> Exercise description:
State only the count of lines in the listing below that hold "Output".

> Data supplied:

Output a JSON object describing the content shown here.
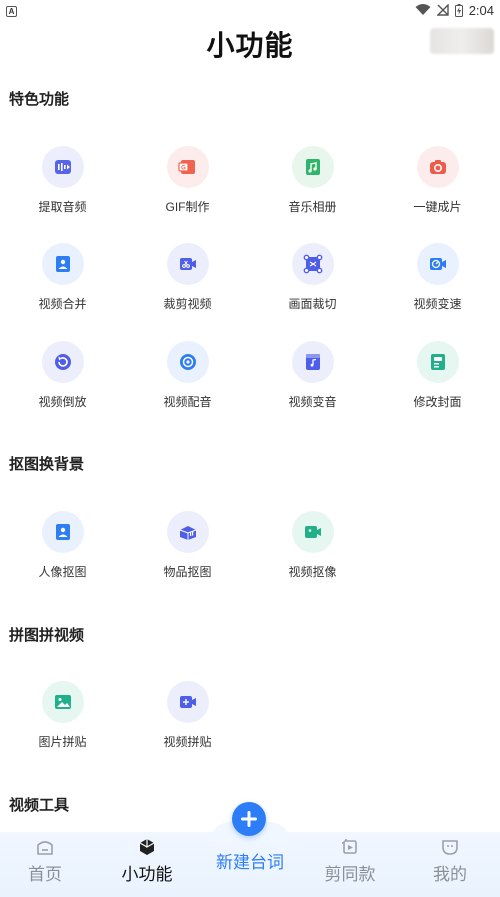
{
  "status_bar": {
    "left_badge": "A",
    "time": "2:04"
  },
  "header": {
    "title": "小功能"
  },
  "sections": [
    {
      "title": "特色功能",
      "items": [
        {
          "label": "提取音频",
          "icon": "audio-extract-icon",
          "bg": "#eceefc",
          "fg": "#5664e8"
        },
        {
          "label": "GIF制作",
          "icon": "gif-icon",
          "bg": "#fdecec",
          "fg": "#f0644f"
        },
        {
          "label": "音乐相册",
          "icon": "music-album-icon",
          "bg": "#e8f6ee",
          "fg": "#2fb56a"
        },
        {
          "label": "一键成片",
          "icon": "camera-icon",
          "bg": "#fdecec",
          "fg": "#f05a4a"
        },
        {
          "label": "视频合并",
          "icon": "video-merge-icon",
          "bg": "#e8f1fd",
          "fg": "#2c7ef2"
        },
        {
          "label": "裁剪视频",
          "icon": "video-cut-icon",
          "bg": "#eceefc",
          "fg": "#4f5ee8"
        },
        {
          "label": "画面裁切",
          "icon": "crop-icon",
          "bg": "#eceefc",
          "fg": "#4f5ee8"
        },
        {
          "label": "视频变速",
          "icon": "speed-icon",
          "bg": "#e8f1fd",
          "fg": "#2c7ef2"
        },
        {
          "label": "视频倒放",
          "icon": "reverse-icon",
          "bg": "#eceefc",
          "fg": "#4f5ee8"
        },
        {
          "label": "视频配音",
          "icon": "dubbing-icon",
          "bg": "#e8f1fd",
          "fg": "#2c7ef2"
        },
        {
          "label": "视频变音",
          "icon": "voice-change-icon",
          "bg": "#eceefc",
          "fg": "#4f5ee8"
        },
        {
          "label": "修改封面",
          "icon": "cover-icon",
          "bg": "#e6f6f1",
          "fg": "#22b08a"
        }
      ]
    },
    {
      "title": "抠图换背景",
      "items": [
        {
          "label": "人像抠图",
          "icon": "portrait-cutout-icon",
          "bg": "#e8f1fd",
          "fg": "#2c7ef2"
        },
        {
          "label": "物品抠图",
          "icon": "object-cutout-icon",
          "bg": "#eceefc",
          "fg": "#4f5ee8"
        },
        {
          "label": "视频抠像",
          "icon": "video-cutout-icon",
          "bg": "#e6f6f1",
          "fg": "#22b08a"
        }
      ]
    },
    {
      "title": "拼图拼视频",
      "items": [
        {
          "label": "图片拼贴",
          "icon": "image-collage-icon",
          "bg": "#e6f6f1",
          "fg": "#22b08a"
        },
        {
          "label": "视频拼贴",
          "icon": "video-collage-icon",
          "bg": "#eceefc",
          "fg": "#4f5ee8"
        }
      ]
    },
    {
      "title": "视频工具",
      "items": []
    }
  ],
  "bottom_nav": {
    "items": [
      {
        "label": "首页",
        "icon": "home-icon",
        "active": false
      },
      {
        "label": "小功能",
        "icon": "cube-icon",
        "active": true
      },
      {
        "label": "新建台词",
        "icon": "plus-icon",
        "active": false
      },
      {
        "label": "剪同款",
        "icon": "template-icon",
        "active": false
      },
      {
        "label": "我的",
        "icon": "profile-icon",
        "active": false
      }
    ]
  }
}
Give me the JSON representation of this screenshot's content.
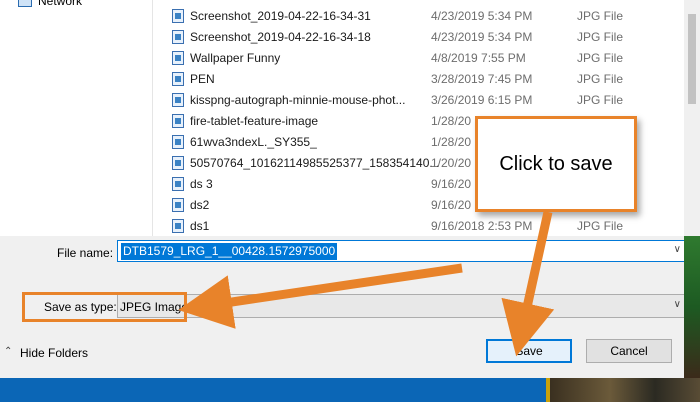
{
  "nav": {
    "network_label": "Network"
  },
  "files": [
    {
      "name": "Screenshot_2019-04-22-16-34-31",
      "date": "4/23/2019 5:34 PM",
      "type": "JPG File"
    },
    {
      "name": "Screenshot_2019-04-22-16-34-18",
      "date": "4/23/2019 5:34 PM",
      "type": "JPG File"
    },
    {
      "name": "Wallpaper Funny",
      "date": "4/8/2019 7:55 PM",
      "type": "JPG File"
    },
    {
      "name": "PEN",
      "date": "3/28/2019 7:45 PM",
      "type": "JPG File"
    },
    {
      "name": "kisspng-autograph-minnie-mouse-phot...",
      "date": "3/26/2019 6:15 PM",
      "type": "JPG File"
    },
    {
      "name": "fire-tablet-feature-image",
      "date": "1/28/20",
      "type": ""
    },
    {
      "name": "61wva3ndexL._SY355_",
      "date": "1/28/20",
      "type": ""
    },
    {
      "name": "50570764_10162114985525377_158354140...",
      "date": "1/20/20",
      "type": ""
    },
    {
      "name": "ds 3",
      "date": "9/16/20",
      "type": ""
    },
    {
      "name": "ds2",
      "date": "9/16/20",
      "type": ""
    },
    {
      "name": "ds1",
      "date": "9/16/2018 2:53 PM",
      "type": "JPG File"
    }
  ],
  "form": {
    "file_name_label": "File name:",
    "file_name_value": "DTB1579_LRG_1__00428.1572975000",
    "save_as_type_label": "Save as type:",
    "save_as_type_value": "JPEG Image"
  },
  "footer": {
    "hide_folders_label": "Hide Folders",
    "save_label": "Save",
    "cancel_label": "Cancel"
  },
  "annotation": {
    "callout_text": "Click to save",
    "accent_color": "#e8832a"
  }
}
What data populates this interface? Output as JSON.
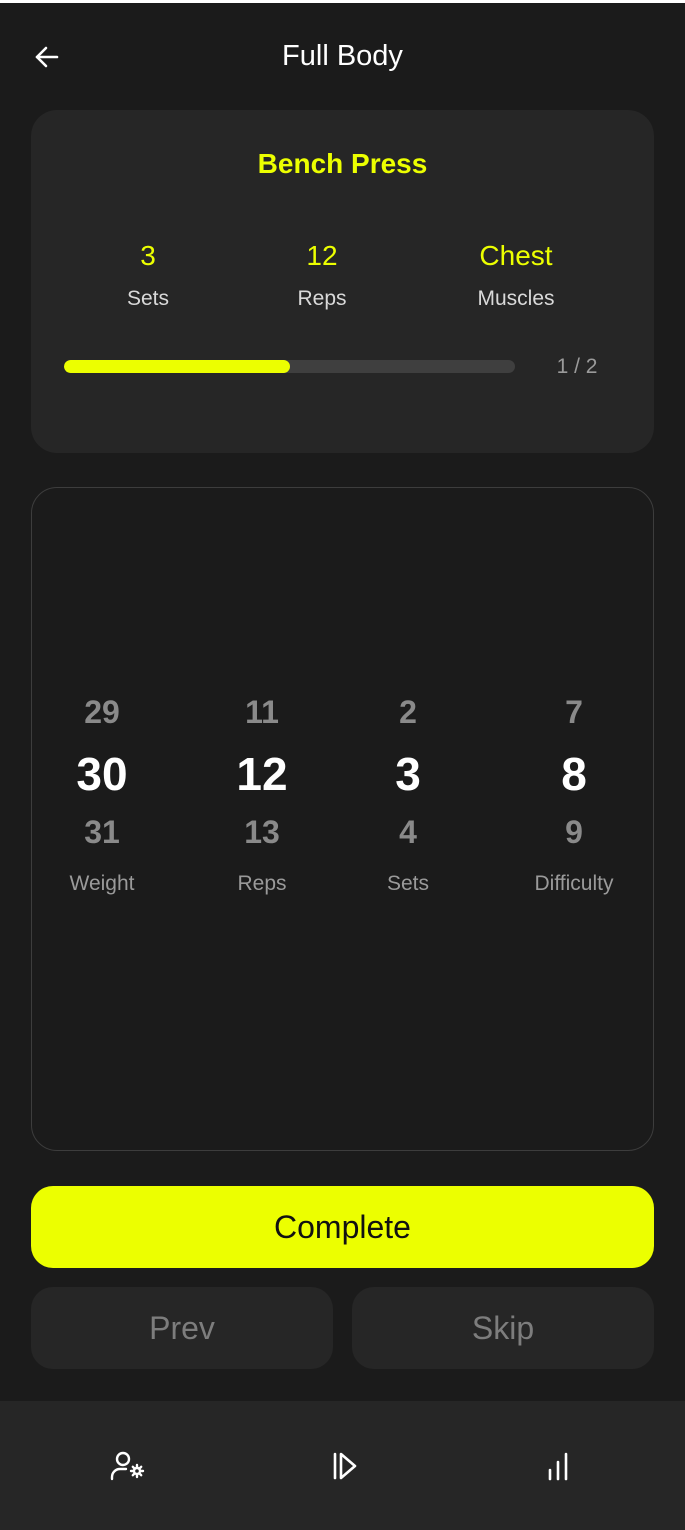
{
  "header": {
    "title": "Full Body",
    "back_icon": "arrow-left-icon"
  },
  "exercise": {
    "name": "Bench Press",
    "stats": [
      {
        "value": "3",
        "label": "Sets"
      },
      {
        "value": "12",
        "label": "Reps"
      },
      {
        "value": "Chest",
        "label": "Muscles"
      }
    ],
    "progress": {
      "fraction": 0.5,
      "text": "1 / 2"
    }
  },
  "picker": {
    "columns": [
      {
        "prev": "29",
        "current": "30",
        "next": "31",
        "label": "Weight"
      },
      {
        "prev": "11",
        "current": "12",
        "next": "13",
        "label": "Reps"
      },
      {
        "prev": "2",
        "current": "3",
        "next": "4",
        "label": "Sets"
      },
      {
        "prev": "7",
        "current": "8",
        "next": "9",
        "label": "Difficulty"
      }
    ]
  },
  "actions": {
    "complete_label": "Complete",
    "prev_label": "Prev",
    "skip_label": "Skip"
  },
  "nav": {
    "items": [
      {
        "icon": "user-settings-icon"
      },
      {
        "icon": "play-skip-icon"
      },
      {
        "icon": "bar-chart-icon"
      }
    ]
  },
  "colors": {
    "accent": "#ecff00",
    "background": "#1b1b1b",
    "card": "#262626"
  }
}
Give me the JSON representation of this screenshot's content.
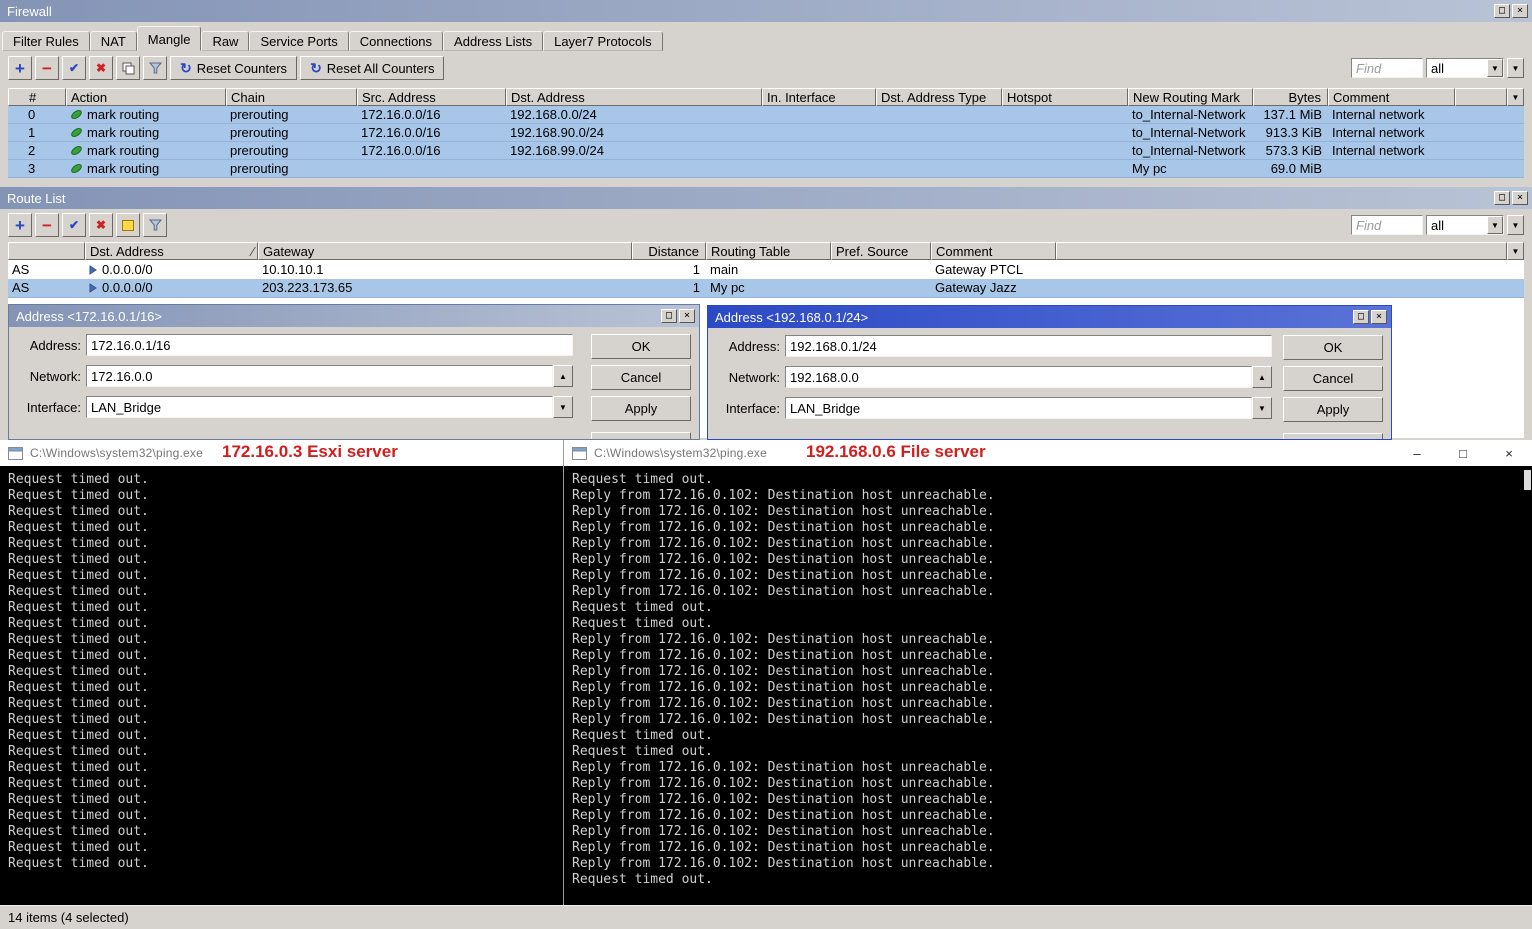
{
  "icons": {
    "plus": "+",
    "minus": "−",
    "check": "✔",
    "cross": "✖",
    "up": "▲",
    "down": "▼",
    "reset": "↻",
    "sort_asc": "∕",
    "maximize": "□",
    "close": "×",
    "minimize": "–"
  },
  "firewall": {
    "title": "Firewall",
    "tabs": [
      "Filter Rules",
      "NAT",
      "Mangle",
      "Raw",
      "Service Ports",
      "Connections",
      "Address Lists",
      "Layer7 Protocols"
    ],
    "active_tab": "Mangle",
    "toolbar": {
      "reset_counters": "Reset Counters",
      "reset_all_counters": "Reset All Counters",
      "find": "Find",
      "scope": "all"
    },
    "columns": [
      "#",
      "Action",
      "Chain",
      "Src. Address",
      "Dst. Address",
      "In. Interface",
      "Dst. Address Type",
      "Hotspot",
      "New Routing Mark",
      "Bytes",
      "Comment"
    ],
    "rows": [
      {
        "n": "0",
        "action": "mark routing",
        "chain": "prerouting",
        "src": "172.16.0.0/16",
        "dst": "192.168.0.0/24",
        "in_interface": "",
        "dst_type": "",
        "hotspot": "",
        "mark": "to_Internal-Network",
        "bytes": "137.1 MiB",
        "comment": "Internal network"
      },
      {
        "n": "1",
        "action": "mark routing",
        "chain": "prerouting",
        "src": "172.16.0.0/16",
        "dst": "192.168.90.0/24",
        "in_interface": "",
        "dst_type": "",
        "hotspot": "",
        "mark": "to_Internal-Network",
        "bytes": "913.3 KiB",
        "comment": "Internal network"
      },
      {
        "n": "2",
        "action": "mark routing",
        "chain": "prerouting",
        "src": "172.16.0.0/16",
        "dst": "192.168.99.0/24",
        "in_interface": "",
        "dst_type": "",
        "hotspot": "",
        "mark": "to_Internal-Network",
        "bytes": "573.3 KiB",
        "comment": "Internal network"
      },
      {
        "n": "3",
        "action": "mark routing",
        "chain": "prerouting",
        "src": "",
        "dst": "",
        "in_interface": "",
        "dst_type": "",
        "hotspot": "",
        "mark": "My pc",
        "bytes": "69.0 MiB",
        "comment": ""
      }
    ],
    "status": "14 items (4 selected)"
  },
  "route_list": {
    "title": "Route List",
    "toolbar": {
      "find": "Find",
      "scope": "all"
    },
    "columns": [
      "Dst. Address",
      "Gateway",
      "Distance",
      "Routing Table",
      "Pref. Source",
      "Comment"
    ],
    "rows": [
      {
        "flags": "AS",
        "dst": "0.0.0.0/0",
        "gateway": "10.10.10.1",
        "distance": "1",
        "table": "main",
        "pref_source": "",
        "comment": "Gateway PTCL"
      },
      {
        "flags": "AS",
        "dst": "0.0.0.0/0",
        "gateway": "203.223.173.65",
        "distance": "1",
        "table": "My pc",
        "pref_source": "",
        "comment": "Gateway Jazz"
      }
    ]
  },
  "address_dialog_left": {
    "title": "Address <172.16.0.1/16>",
    "address_label": "Address:",
    "address": "172.16.0.1/16",
    "network_label": "Network:",
    "network": "172.16.0.0",
    "interface_label": "Interface:",
    "interface": "LAN_Bridge",
    "ok": "OK",
    "cancel": "Cancel",
    "apply": "Apply"
  },
  "address_dialog_right": {
    "title": "Address <192.168.0.1/24>",
    "address_label": "Address:",
    "address": "192.168.0.1/24",
    "network_label": "Network:",
    "network": "192.168.0.0",
    "interface_label": "Interface:",
    "interface": "LAN_Bridge",
    "ok": "OK",
    "cancel": "Cancel",
    "apply": "Apply"
  },
  "terminal_left": {
    "title_path": "C:\\Windows\\system32\\ping.exe",
    "annotation": "172.16.0.3 Esxi server",
    "lines": [
      "Request timed out.",
      "Request timed out.",
      "Request timed out.",
      "Request timed out.",
      "Request timed out.",
      "Request timed out.",
      "Request timed out.",
      "Request timed out.",
      "Request timed out.",
      "Request timed out.",
      "Request timed out.",
      "Request timed out.",
      "Request timed out.",
      "Request timed out.",
      "Request timed out.",
      "Request timed out.",
      "Request timed out.",
      "Request timed out.",
      "Request timed out.",
      "Request timed out.",
      "Request timed out.",
      "Request timed out.",
      "Request timed out.",
      "Request timed out.",
      "Request timed out."
    ]
  },
  "terminal_right": {
    "title_path": "C:\\Windows\\system32\\ping.exe",
    "annotation": "192.168.0.6 File server",
    "lines": [
      "Request timed out.",
      "Reply from 172.16.0.102: Destination host unreachable.",
      "Reply from 172.16.0.102: Destination host unreachable.",
      "Reply from 172.16.0.102: Destination host unreachable.",
      "Reply from 172.16.0.102: Destination host unreachable.",
      "Reply from 172.16.0.102: Destination host unreachable.",
      "Reply from 172.16.0.102: Destination host unreachable.",
      "Reply from 172.16.0.102: Destination host unreachable.",
      "Request timed out.",
      "Request timed out.",
      "Reply from 172.16.0.102: Destination host unreachable.",
      "Reply from 172.16.0.102: Destination host unreachable.",
      "Reply from 172.16.0.102: Destination host unreachable.",
      "Reply from 172.16.0.102: Destination host unreachable.",
      "Reply from 172.16.0.102: Destination host unreachable.",
      "Reply from 172.16.0.102: Destination host unreachable.",
      "Request timed out.",
      "Request timed out.",
      "Reply from 172.16.0.102: Destination host unreachable.",
      "Reply from 172.16.0.102: Destination host unreachable.",
      "Reply from 172.16.0.102: Destination host unreachable.",
      "Reply from 172.16.0.102: Destination host unreachable.",
      "Reply from 172.16.0.102: Destination host unreachable.",
      "Reply from 172.16.0.102: Destination host unreachable.",
      "Reply from 172.16.0.102: Destination host unreachable.",
      "Request timed out."
    ]
  }
}
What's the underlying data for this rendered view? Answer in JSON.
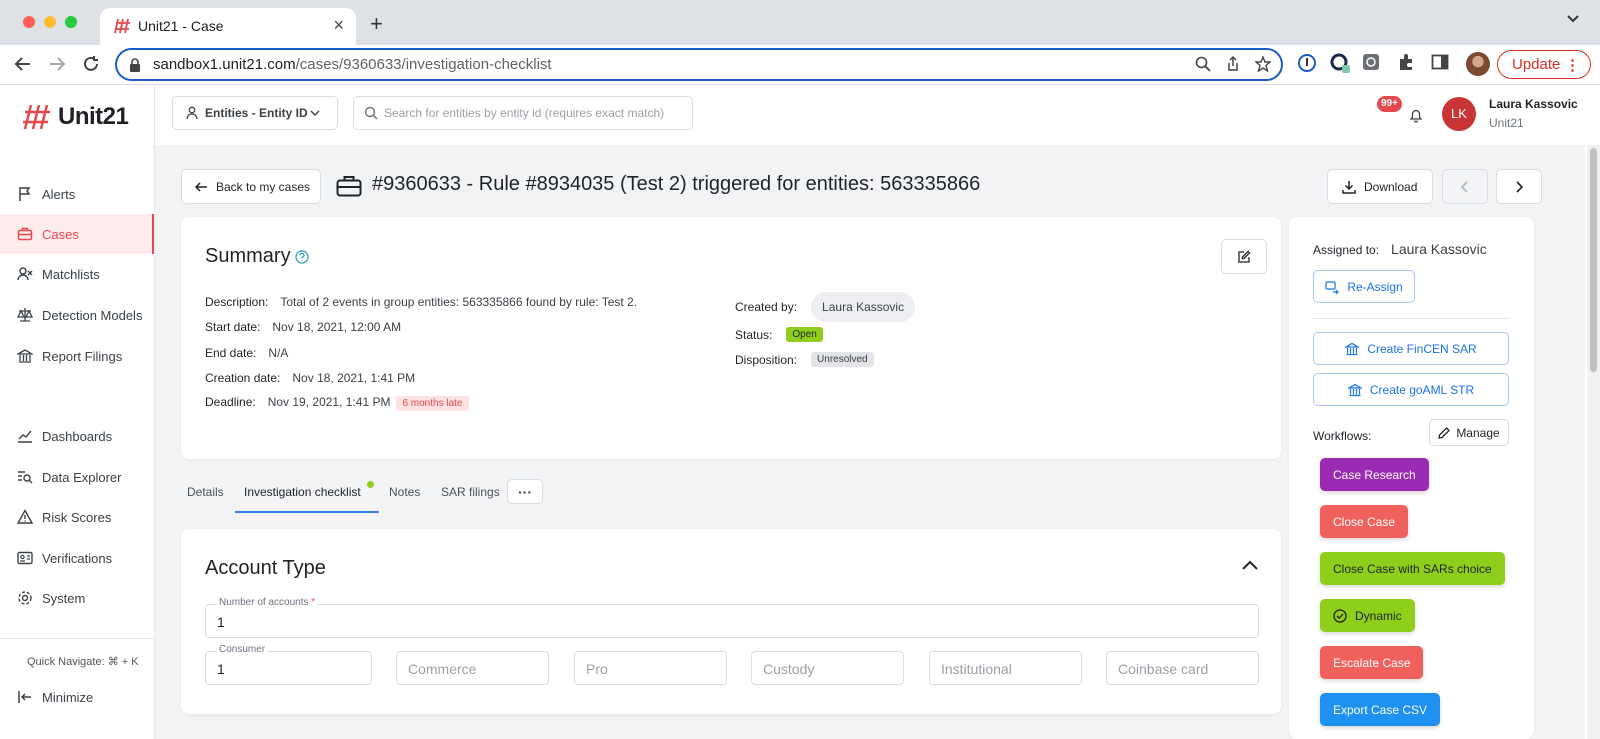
{
  "browser": {
    "tab_title": "Unit21 - Case",
    "url_domain": "sandbox1.unit21.com",
    "url_path": "/cases/9360633/investigation-checklist",
    "update_label": "Update"
  },
  "sidebar": {
    "logo_text": "Unit21",
    "items": [
      {
        "label": "Alerts",
        "icon": "flag-icon"
      },
      {
        "label": "Cases",
        "icon": "briefcase-icon",
        "active": true
      },
      {
        "label": "Matchlists",
        "icon": "user-x-icon"
      },
      {
        "label": "Detection Models",
        "icon": "scale-icon"
      },
      {
        "label": "Report Filings",
        "icon": "bank-icon"
      },
      {
        "label": "Dashboards",
        "icon": "chart-line-icon"
      },
      {
        "label": "Data Explorer",
        "icon": "search-list-icon"
      },
      {
        "label": "Risk Scores",
        "icon": "warning-icon"
      },
      {
        "label": "Verifications",
        "icon": "id-card-icon"
      },
      {
        "label": "System",
        "icon": "gear-icon"
      }
    ],
    "quick_navigate": "Quick Navigate: ⌘ + K",
    "minimize": "Minimize"
  },
  "topbar": {
    "entity_dropdown": "Entities - Entity ID",
    "search_placeholder": "Search for entities by entity id (requires exact match)",
    "notifications_badge": "99+",
    "avatar_initials": "LK",
    "user_name": "Laura Kassovic",
    "user_org": "Unit21"
  },
  "header": {
    "back_label": "Back to my cases",
    "case_title": "#9360633 - Rule #8934035 (Test 2) triggered for entities: 563335866",
    "download_label": "Download"
  },
  "summary": {
    "title": "Summary",
    "description_label": "Description:",
    "description_value": "Total of 2 events in group entities: 563335866 found by rule: Test 2.",
    "start_label": "Start date:",
    "start_value": "Nov 18, 2021, 12:00 AM",
    "end_label": "End date:",
    "end_value": "N/A",
    "creation_label": "Creation date:",
    "creation_value": "Nov 18, 2021, 1:41 PM",
    "deadline_label": "Deadline:",
    "deadline_value": "Nov 19, 2021, 1:41 PM",
    "late_badge": "6 months late",
    "created_by_label": "Created by:",
    "created_by_value": "Laura Kassovic",
    "status_label": "Status:",
    "status_value": "Open",
    "disposition_label": "Disposition:",
    "disposition_value": "Unresolved"
  },
  "tabs": [
    "Details",
    "Investigation checklist",
    "Notes",
    "SAR filings"
  ],
  "tabs_more": "···",
  "account_type": {
    "title": "Account Type",
    "num_accounts_label": "Number of accounts",
    "num_accounts_value": "1",
    "consumer_label": "Consumer",
    "consumer_value": "1",
    "placeholders": [
      "Commerce",
      "Pro",
      "Custody",
      "Institutional",
      "Coinbase card"
    ]
  },
  "side_panel": {
    "assigned_label": "Assigned to:",
    "assigned_value": "Laura Kassovic",
    "reassign_label": "Re-Assign",
    "fincen_label": "Create FinCEN SAR",
    "goaml_label": "Create goAML STR",
    "workflows_label": "Workflows:",
    "manage_label": "Manage",
    "workflows": [
      {
        "label": "Case Research",
        "color": "#9b2bb3",
        "text": "#ffffff"
      },
      {
        "label": "Close Case",
        "color": "#f0605d",
        "text": "#ffffff"
      },
      {
        "label": "Close Case with SARs choice",
        "color": "#8fce1b",
        "text": "#1f2328"
      },
      {
        "label": "Dynamic",
        "color": "#8fce1b",
        "text": "#1f2328"
      },
      {
        "label": "Escalate Case",
        "color": "#f0605d",
        "text": "#ffffff"
      },
      {
        "label": "Export Case CSV",
        "color": "#1e90f0",
        "text": "#ffffff"
      }
    ]
  },
  "colors": {
    "accent_red": "#e5484d",
    "link_blue": "#1a73e8",
    "tab_blue": "#2f80ed"
  }
}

> Solution:
2